__GIVEN EXERCISE__:
All the data should be repeated exactly. Any image in it is left out.
####################
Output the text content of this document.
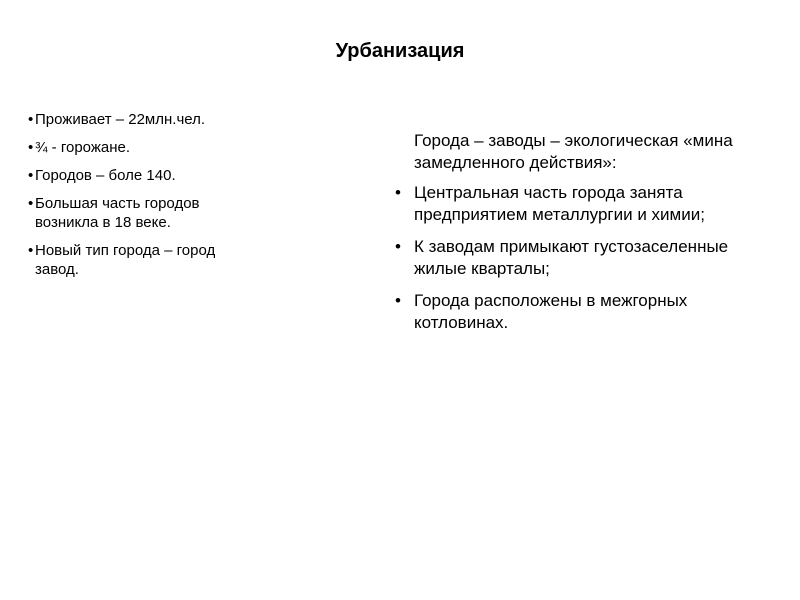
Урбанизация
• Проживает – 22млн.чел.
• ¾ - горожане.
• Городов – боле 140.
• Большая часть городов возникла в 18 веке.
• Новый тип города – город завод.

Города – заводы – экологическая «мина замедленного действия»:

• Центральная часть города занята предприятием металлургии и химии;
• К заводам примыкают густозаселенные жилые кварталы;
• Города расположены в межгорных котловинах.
####################
__ANSWER TO THE EXERCISE__:
Output the text content of this document.
Урбанизация
• Проживает – 22млн.чел.
• ¾ - горожане.
• Городов – боле 140.
• Большая часть городов возникла в 18 веке.
• Новый тип города – город завод.

Города – заводы – экологическая «мина замедленного действия»:

• Центральная часть города занята предприятием металлургии и химии;
• К заводам примыкают густозаселенные жилые кварталы;
• Города расположены в межгорных котловинах.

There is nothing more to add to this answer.